Figure dataset records:
╔══

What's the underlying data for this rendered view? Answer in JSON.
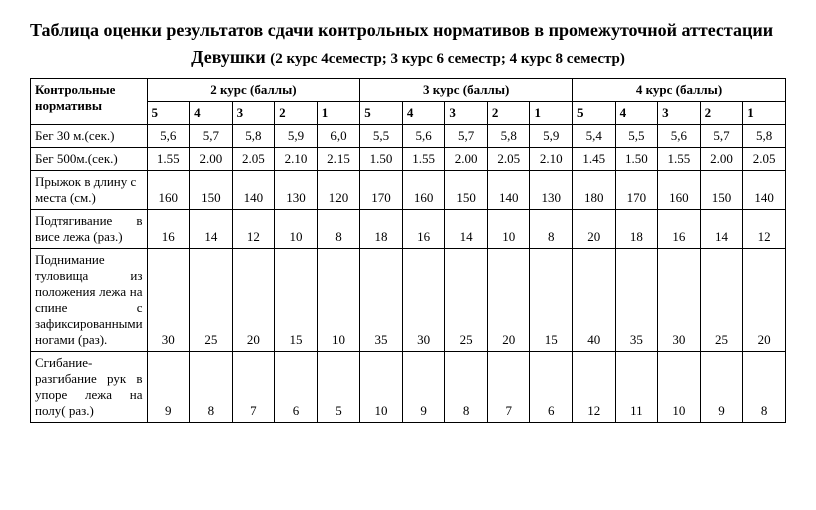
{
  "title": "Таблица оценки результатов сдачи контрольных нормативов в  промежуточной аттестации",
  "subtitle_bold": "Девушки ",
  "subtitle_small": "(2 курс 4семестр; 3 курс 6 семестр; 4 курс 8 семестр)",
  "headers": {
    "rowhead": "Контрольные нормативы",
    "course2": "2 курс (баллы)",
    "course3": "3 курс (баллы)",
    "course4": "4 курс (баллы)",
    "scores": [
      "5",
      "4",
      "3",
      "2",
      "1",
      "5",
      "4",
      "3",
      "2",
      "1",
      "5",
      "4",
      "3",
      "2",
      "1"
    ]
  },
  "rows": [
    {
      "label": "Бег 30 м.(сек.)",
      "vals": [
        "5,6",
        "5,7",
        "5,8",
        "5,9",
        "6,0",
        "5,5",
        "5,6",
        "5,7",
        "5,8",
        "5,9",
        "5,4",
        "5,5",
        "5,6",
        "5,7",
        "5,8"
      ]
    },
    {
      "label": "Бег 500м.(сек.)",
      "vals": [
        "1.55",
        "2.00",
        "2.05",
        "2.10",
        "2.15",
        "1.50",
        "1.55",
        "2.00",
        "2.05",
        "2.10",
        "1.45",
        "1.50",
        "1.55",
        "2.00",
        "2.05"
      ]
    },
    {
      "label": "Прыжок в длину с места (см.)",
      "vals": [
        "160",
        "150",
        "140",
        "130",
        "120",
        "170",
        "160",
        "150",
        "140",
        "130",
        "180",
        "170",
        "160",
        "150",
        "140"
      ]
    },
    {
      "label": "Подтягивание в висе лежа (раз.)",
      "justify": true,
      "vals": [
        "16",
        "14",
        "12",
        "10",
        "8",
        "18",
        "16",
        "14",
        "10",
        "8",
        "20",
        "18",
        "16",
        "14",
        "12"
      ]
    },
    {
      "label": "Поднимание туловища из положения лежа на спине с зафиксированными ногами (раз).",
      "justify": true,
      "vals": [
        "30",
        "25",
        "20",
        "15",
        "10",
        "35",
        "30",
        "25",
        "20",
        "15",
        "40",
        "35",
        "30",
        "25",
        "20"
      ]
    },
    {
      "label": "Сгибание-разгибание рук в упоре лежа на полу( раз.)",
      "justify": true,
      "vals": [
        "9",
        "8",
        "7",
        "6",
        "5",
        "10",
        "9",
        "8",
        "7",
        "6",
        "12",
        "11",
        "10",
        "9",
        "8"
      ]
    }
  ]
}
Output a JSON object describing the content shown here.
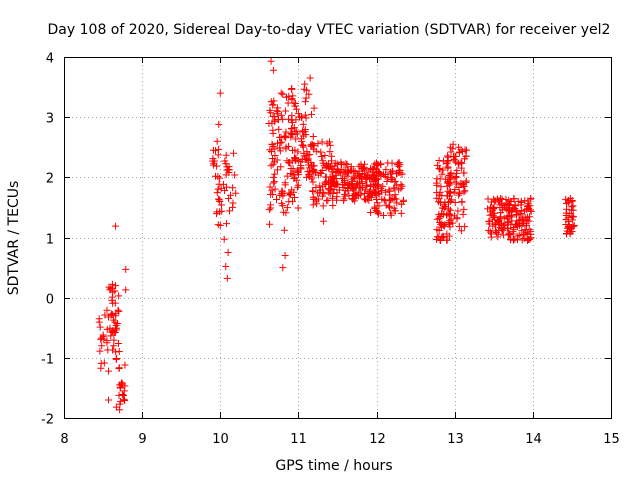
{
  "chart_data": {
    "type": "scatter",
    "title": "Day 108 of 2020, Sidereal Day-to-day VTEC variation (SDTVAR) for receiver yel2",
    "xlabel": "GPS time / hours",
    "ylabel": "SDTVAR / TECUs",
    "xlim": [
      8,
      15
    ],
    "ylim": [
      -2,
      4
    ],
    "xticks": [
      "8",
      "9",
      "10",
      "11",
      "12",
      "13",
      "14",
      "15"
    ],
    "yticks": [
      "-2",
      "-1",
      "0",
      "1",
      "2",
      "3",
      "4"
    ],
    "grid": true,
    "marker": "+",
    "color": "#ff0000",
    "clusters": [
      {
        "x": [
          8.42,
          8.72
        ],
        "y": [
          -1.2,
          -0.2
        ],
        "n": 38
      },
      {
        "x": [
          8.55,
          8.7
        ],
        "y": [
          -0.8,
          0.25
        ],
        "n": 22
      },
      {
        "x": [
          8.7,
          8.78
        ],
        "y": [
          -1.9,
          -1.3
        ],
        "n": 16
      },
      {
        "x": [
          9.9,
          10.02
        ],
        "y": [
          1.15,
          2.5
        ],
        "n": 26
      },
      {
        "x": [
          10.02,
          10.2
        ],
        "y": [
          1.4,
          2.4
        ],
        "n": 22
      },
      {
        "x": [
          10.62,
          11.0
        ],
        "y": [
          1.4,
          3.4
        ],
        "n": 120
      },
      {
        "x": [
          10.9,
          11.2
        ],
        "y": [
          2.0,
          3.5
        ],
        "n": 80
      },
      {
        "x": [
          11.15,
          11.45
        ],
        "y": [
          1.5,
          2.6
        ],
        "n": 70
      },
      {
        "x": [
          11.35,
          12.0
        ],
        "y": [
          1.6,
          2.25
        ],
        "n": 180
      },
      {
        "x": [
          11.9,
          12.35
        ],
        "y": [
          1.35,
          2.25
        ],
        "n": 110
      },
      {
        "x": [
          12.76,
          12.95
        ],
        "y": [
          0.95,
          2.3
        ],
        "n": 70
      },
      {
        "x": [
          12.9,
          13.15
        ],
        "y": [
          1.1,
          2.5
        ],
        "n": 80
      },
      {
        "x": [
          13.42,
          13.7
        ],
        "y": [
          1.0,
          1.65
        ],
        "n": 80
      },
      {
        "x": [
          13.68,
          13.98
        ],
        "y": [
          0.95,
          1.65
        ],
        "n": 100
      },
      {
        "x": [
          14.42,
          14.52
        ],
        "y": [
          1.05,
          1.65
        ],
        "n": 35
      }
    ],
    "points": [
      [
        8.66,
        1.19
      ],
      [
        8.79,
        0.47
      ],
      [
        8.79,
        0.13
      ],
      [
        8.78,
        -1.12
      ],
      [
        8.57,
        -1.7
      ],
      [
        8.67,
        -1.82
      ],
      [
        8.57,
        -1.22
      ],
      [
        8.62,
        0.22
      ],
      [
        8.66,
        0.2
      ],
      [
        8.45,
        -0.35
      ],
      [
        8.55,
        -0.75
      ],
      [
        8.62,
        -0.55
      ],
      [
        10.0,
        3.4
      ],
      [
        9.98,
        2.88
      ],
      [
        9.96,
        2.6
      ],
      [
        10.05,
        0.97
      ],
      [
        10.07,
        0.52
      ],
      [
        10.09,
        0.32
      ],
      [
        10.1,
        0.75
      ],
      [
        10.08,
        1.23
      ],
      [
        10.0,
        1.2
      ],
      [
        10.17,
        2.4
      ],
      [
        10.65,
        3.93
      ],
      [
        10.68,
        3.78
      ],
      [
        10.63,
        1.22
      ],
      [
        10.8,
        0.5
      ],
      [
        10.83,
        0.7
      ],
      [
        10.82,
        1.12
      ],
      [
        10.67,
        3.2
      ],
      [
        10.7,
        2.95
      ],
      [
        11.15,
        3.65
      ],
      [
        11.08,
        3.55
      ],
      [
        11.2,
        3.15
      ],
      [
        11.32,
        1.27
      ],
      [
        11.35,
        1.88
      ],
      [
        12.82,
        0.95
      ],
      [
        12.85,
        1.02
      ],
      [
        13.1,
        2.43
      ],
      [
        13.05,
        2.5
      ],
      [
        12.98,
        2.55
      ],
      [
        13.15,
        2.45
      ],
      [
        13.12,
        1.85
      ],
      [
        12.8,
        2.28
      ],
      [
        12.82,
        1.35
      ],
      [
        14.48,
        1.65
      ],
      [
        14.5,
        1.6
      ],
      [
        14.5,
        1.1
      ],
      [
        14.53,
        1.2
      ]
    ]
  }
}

╚══

Description of the task: Filter the entries and copy out every line with the word "JSON".

Solution for this exercise:
What's the underlying data for this rendered view? Answer in JSON.
Output a JSON object describing the content shown here.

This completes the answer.